Input records:

------

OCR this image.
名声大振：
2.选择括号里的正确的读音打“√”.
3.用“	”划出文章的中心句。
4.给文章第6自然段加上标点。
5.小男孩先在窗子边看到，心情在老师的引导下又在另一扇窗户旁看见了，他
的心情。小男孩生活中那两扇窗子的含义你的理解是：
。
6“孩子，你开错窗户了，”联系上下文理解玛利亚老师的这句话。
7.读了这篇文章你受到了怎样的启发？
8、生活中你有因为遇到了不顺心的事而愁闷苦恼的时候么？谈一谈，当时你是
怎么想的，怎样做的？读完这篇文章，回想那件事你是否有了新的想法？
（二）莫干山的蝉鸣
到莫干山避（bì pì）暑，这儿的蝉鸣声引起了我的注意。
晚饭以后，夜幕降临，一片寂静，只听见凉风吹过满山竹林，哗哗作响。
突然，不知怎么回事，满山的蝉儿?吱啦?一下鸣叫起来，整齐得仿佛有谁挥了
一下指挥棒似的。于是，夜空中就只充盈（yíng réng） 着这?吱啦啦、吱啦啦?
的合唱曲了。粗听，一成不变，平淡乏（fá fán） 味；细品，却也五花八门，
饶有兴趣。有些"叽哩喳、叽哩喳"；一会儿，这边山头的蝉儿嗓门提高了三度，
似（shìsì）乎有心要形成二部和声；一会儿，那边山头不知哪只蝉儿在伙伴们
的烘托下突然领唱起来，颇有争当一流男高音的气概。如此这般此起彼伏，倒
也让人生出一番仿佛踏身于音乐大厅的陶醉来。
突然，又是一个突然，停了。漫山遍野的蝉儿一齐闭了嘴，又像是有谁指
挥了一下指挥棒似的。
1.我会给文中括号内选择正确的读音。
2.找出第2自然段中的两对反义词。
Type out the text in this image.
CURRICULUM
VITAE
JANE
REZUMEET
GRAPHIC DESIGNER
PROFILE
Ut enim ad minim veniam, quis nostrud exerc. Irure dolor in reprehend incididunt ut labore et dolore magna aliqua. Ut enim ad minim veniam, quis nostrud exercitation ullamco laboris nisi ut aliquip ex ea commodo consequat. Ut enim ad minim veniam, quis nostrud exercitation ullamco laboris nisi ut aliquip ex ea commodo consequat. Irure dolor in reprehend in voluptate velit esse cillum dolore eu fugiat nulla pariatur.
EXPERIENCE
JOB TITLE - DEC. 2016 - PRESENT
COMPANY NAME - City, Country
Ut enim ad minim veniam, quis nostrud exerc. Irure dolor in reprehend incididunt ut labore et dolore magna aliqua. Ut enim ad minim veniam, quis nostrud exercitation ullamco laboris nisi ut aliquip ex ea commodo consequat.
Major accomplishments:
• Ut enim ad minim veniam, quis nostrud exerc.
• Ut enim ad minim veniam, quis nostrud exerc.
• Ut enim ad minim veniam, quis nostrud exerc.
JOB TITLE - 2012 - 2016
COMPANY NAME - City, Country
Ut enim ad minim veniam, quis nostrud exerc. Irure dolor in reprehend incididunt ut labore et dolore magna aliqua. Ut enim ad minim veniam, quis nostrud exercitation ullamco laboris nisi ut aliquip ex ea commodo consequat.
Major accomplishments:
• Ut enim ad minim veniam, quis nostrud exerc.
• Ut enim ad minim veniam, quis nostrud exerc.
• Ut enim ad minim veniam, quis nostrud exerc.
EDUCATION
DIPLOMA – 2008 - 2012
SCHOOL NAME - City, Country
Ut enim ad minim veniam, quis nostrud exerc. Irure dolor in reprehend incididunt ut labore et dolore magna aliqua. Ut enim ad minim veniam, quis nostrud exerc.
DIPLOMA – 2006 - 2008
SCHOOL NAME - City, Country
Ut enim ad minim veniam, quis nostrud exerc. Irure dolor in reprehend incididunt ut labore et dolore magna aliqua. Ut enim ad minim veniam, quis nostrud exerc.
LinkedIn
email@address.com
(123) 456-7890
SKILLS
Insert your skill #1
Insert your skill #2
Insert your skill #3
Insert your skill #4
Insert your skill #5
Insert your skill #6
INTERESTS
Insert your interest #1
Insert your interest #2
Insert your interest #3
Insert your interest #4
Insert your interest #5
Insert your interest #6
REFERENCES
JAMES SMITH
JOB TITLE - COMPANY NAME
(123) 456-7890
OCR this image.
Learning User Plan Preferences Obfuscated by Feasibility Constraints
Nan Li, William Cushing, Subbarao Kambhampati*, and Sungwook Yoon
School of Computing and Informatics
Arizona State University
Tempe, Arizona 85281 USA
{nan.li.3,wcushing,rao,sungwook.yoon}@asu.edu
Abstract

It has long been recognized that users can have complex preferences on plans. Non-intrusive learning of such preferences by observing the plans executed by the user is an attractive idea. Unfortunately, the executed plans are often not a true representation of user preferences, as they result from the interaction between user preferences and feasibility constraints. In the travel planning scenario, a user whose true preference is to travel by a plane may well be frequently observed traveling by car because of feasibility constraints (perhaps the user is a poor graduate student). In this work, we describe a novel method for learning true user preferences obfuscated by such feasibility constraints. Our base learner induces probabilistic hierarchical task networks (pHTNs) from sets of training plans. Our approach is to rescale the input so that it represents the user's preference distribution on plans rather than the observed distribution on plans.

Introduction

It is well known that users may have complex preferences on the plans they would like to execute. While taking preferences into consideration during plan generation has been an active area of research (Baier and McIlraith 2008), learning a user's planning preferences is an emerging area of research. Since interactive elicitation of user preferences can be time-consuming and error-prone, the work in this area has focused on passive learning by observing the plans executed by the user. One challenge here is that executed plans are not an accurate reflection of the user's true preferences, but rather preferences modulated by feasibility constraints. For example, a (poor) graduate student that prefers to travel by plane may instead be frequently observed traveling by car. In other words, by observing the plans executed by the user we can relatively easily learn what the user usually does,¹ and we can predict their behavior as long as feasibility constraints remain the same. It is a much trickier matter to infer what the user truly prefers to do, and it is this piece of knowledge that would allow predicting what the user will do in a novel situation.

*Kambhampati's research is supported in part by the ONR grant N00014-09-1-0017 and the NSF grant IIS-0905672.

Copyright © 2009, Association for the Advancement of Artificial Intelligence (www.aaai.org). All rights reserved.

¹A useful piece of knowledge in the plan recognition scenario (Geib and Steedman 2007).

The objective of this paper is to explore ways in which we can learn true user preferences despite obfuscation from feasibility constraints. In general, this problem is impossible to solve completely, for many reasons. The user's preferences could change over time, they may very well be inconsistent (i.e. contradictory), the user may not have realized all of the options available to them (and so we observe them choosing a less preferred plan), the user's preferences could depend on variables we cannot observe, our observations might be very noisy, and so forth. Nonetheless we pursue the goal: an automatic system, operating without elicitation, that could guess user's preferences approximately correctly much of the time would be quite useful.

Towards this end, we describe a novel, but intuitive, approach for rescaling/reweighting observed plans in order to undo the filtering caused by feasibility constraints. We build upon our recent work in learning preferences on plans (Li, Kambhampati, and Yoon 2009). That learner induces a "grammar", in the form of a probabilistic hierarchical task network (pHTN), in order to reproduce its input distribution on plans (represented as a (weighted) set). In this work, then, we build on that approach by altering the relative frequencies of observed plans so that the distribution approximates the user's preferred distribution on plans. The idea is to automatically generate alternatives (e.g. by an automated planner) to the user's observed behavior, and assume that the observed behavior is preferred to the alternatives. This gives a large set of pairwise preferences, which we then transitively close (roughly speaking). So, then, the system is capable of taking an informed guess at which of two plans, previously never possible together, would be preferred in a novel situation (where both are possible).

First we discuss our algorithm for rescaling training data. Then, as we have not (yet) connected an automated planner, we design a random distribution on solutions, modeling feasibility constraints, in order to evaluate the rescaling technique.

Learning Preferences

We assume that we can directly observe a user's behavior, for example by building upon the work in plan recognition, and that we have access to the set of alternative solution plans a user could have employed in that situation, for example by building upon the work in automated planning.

------

Locate and copy each line in the data above that includes the word "Arizona".

Arizona State University
Tempe, Arizona 85281 USA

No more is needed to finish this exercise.